### Stated exercise
Wherever the string "from" appears in the listing, copy that line.

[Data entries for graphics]
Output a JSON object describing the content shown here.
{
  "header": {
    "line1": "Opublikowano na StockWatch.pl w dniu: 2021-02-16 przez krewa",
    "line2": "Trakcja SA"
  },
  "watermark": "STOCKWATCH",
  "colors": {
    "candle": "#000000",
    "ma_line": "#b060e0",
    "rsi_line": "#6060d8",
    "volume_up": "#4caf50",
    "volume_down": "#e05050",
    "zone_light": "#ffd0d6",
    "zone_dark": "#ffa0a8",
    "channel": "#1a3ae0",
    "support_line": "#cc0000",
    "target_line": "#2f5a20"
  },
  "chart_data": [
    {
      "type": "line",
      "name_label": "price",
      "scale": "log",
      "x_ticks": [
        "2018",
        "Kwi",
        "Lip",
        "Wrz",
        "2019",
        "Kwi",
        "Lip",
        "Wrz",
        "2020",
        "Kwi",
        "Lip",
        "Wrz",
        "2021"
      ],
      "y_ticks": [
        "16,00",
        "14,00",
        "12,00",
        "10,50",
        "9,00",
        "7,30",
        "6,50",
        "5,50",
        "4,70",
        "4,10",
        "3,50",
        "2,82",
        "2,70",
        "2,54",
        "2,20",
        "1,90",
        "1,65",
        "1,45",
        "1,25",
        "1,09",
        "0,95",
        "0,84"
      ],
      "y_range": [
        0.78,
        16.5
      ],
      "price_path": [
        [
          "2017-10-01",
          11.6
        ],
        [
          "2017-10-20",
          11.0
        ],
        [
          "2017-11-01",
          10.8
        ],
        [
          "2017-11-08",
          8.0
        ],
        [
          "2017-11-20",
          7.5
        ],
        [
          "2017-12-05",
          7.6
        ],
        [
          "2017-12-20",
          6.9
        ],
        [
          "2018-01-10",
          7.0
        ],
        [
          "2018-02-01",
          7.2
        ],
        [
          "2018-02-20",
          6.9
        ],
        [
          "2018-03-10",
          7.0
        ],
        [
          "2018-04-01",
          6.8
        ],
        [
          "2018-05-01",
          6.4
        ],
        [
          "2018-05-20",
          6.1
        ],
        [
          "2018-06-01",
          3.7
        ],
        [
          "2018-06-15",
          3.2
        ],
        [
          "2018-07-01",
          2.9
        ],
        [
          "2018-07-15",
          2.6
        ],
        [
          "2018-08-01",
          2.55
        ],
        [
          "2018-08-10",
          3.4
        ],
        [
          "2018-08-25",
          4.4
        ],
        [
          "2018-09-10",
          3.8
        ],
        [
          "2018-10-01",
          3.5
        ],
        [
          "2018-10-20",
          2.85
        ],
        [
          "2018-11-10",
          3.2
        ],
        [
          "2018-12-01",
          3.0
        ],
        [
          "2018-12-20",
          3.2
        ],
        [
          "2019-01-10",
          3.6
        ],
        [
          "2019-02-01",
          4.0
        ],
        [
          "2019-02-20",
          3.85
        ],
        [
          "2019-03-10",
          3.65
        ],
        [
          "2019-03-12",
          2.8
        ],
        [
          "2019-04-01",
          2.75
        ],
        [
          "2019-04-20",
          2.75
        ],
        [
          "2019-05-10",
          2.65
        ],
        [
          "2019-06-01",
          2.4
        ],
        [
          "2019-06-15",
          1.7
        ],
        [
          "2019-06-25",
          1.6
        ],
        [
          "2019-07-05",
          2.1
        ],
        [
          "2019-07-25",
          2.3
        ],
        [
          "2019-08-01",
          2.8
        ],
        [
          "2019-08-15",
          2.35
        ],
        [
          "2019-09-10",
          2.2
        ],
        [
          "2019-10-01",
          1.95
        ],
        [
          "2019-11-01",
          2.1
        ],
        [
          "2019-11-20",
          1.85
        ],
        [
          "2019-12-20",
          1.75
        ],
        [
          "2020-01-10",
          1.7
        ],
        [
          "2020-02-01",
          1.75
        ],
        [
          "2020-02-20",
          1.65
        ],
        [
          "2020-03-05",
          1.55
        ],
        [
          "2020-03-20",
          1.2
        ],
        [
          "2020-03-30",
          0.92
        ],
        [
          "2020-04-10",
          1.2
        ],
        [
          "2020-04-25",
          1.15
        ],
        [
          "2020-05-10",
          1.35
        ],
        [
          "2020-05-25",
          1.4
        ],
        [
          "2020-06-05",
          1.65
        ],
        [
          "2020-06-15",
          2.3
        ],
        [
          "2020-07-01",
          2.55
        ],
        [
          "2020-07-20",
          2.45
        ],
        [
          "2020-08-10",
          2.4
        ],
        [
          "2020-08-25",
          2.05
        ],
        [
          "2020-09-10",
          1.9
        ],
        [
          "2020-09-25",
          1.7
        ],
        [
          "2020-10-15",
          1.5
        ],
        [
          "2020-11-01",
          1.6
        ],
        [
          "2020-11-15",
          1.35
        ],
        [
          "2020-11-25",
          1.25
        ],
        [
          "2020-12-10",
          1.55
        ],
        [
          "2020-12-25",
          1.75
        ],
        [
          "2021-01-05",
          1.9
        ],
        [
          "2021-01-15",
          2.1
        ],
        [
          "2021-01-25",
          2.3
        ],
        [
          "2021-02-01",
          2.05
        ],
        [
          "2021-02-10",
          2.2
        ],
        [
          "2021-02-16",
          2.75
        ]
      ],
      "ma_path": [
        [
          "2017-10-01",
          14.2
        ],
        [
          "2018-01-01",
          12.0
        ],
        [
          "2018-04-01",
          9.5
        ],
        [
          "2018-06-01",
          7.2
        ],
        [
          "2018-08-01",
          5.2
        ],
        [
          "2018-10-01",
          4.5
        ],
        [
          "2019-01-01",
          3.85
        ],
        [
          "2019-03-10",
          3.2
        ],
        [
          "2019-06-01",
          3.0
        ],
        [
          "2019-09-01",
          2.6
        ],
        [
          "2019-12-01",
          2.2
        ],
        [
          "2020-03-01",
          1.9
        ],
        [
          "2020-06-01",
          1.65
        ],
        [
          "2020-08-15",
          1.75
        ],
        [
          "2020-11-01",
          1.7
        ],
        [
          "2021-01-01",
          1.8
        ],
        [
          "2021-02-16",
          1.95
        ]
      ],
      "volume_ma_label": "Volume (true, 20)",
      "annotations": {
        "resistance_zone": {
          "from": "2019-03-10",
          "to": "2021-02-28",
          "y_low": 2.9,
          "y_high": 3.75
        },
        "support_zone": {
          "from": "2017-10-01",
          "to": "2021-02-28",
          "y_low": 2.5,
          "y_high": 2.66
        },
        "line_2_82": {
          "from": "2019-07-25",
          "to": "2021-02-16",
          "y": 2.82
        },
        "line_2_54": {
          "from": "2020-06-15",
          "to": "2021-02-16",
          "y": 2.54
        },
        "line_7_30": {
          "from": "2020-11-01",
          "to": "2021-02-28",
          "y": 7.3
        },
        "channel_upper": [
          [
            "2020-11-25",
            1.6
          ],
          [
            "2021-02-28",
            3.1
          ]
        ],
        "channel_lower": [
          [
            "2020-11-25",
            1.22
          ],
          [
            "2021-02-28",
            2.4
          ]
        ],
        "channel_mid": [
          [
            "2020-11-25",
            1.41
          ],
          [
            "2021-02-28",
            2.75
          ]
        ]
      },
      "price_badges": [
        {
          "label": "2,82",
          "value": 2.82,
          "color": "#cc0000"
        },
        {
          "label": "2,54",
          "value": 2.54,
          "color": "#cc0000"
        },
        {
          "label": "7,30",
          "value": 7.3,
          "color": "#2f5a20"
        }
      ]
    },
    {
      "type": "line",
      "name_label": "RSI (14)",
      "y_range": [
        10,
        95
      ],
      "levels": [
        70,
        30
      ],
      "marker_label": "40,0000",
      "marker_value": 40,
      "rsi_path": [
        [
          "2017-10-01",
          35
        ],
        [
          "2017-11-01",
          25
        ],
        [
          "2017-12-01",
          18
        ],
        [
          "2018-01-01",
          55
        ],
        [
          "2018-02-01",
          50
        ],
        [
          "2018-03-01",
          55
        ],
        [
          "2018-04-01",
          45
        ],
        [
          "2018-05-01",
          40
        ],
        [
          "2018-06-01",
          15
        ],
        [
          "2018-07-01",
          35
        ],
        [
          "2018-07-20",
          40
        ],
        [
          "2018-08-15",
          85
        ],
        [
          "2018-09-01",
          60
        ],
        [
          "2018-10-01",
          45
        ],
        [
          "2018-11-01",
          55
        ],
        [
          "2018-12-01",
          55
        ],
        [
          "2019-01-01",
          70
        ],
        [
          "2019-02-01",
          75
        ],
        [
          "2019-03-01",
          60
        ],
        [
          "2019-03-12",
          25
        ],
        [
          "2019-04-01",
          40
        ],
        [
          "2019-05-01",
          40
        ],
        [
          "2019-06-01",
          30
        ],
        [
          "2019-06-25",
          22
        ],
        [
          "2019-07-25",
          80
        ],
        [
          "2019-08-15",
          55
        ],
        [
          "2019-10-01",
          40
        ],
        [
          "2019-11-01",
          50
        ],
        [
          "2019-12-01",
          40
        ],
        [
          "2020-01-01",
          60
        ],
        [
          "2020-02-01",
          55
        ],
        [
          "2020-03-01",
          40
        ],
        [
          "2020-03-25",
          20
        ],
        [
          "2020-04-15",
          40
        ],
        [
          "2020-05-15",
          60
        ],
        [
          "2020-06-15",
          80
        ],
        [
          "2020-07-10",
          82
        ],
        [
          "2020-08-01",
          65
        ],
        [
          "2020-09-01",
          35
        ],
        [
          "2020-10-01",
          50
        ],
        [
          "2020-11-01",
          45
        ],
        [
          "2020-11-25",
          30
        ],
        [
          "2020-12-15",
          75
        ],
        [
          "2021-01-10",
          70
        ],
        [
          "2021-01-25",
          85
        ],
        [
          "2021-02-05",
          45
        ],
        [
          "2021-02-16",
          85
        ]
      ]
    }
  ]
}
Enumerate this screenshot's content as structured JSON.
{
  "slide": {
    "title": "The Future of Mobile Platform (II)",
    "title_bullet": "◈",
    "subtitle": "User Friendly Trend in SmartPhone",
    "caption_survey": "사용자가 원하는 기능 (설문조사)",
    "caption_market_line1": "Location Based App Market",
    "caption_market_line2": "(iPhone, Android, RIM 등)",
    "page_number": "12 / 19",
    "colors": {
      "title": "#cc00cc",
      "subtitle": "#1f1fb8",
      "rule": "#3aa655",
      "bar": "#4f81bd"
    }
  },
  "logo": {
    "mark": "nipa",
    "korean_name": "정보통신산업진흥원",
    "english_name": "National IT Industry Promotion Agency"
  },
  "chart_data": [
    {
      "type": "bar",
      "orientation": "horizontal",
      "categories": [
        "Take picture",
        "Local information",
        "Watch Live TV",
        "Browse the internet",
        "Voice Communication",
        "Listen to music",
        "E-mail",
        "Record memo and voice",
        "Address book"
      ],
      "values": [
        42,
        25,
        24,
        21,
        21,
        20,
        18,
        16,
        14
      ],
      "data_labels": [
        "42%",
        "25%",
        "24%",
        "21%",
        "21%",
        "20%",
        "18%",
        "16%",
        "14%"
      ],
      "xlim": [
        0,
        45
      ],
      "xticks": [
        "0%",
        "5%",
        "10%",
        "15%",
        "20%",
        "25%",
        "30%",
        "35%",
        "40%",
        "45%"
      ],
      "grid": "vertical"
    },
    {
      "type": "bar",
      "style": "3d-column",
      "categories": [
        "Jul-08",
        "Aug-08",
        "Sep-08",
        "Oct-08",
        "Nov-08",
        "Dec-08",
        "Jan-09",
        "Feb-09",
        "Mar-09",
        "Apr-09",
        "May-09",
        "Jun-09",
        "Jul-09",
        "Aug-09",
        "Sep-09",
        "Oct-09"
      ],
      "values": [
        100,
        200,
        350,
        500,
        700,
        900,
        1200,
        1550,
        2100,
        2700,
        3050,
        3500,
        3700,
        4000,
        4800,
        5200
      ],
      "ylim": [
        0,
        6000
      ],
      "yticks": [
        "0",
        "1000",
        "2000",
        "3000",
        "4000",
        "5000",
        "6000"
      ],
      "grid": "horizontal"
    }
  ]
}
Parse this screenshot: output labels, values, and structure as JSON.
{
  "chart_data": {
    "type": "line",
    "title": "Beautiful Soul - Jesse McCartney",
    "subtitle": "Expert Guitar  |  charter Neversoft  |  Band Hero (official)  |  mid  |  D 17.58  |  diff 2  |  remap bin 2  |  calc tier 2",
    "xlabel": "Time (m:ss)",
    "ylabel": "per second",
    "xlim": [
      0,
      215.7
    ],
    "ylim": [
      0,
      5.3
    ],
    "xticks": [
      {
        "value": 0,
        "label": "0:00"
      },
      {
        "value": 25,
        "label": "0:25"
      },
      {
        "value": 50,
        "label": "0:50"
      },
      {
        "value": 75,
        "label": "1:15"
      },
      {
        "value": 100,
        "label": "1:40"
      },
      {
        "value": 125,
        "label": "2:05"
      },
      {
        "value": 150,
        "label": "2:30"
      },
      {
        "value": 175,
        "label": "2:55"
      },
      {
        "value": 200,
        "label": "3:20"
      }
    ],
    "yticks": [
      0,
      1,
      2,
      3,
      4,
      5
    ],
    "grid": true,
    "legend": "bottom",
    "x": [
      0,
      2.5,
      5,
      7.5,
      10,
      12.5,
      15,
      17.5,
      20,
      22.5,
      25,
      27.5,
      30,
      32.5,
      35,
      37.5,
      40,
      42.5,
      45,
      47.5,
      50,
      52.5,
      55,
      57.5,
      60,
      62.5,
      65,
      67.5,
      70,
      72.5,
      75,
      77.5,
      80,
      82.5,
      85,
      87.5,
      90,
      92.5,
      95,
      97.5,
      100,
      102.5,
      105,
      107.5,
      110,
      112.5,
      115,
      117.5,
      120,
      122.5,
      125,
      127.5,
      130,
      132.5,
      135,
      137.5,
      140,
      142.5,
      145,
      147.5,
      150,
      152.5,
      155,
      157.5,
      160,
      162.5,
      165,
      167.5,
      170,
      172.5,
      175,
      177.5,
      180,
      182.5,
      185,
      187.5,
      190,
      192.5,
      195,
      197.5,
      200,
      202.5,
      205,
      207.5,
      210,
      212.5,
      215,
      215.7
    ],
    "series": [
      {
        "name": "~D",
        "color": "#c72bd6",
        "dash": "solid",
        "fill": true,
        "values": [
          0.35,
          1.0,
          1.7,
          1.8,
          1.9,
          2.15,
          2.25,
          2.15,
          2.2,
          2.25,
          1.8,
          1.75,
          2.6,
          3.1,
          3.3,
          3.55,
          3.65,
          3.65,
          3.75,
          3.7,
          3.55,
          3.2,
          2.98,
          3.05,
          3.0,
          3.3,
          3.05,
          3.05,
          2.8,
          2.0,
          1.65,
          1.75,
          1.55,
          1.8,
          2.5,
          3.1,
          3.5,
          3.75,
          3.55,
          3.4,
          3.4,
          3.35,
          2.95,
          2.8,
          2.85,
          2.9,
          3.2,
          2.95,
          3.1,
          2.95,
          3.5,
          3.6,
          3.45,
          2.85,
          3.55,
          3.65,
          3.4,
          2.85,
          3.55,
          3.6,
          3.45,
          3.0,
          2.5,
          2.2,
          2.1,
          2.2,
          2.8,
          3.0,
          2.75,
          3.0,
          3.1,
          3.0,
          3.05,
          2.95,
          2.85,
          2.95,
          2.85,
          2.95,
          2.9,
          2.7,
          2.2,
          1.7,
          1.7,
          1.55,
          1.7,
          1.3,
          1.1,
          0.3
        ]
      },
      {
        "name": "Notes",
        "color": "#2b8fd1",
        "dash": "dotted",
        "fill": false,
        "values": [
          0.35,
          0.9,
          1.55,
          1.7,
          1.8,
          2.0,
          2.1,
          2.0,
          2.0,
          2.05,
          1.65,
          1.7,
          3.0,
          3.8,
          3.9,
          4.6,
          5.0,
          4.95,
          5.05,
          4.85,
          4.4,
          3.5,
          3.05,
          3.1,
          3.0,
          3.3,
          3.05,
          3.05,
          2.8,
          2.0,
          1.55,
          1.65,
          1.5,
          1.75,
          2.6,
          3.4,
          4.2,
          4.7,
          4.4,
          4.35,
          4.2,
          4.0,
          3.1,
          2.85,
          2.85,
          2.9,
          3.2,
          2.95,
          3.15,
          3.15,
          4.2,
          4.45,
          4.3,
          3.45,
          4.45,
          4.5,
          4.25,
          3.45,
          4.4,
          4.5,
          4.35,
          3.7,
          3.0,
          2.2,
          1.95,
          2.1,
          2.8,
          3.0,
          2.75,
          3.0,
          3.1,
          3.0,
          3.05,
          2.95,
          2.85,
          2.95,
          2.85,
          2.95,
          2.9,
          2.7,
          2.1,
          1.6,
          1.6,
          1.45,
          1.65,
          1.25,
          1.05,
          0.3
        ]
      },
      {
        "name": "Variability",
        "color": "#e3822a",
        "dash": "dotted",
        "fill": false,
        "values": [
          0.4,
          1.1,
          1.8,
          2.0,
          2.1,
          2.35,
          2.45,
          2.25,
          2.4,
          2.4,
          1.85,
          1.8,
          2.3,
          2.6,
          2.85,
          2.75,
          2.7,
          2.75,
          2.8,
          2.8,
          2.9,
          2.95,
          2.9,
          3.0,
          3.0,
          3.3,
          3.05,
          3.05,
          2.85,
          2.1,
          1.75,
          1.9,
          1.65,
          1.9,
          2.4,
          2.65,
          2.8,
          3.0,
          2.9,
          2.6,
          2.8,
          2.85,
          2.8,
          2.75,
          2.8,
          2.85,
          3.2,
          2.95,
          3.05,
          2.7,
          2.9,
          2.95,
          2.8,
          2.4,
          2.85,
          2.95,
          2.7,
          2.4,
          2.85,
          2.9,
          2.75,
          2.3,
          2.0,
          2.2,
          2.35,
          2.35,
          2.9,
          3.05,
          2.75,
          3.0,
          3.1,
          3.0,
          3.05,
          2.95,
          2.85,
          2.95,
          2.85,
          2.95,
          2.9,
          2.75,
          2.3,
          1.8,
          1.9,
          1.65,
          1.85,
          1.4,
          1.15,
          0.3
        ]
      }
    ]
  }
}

### Expected output
          "from": "2019-03-10",
          "from": "2017-10-01",
          "from": "2019-07-25",
          "from": "2020-06-15",
          "from": "2020-11-01",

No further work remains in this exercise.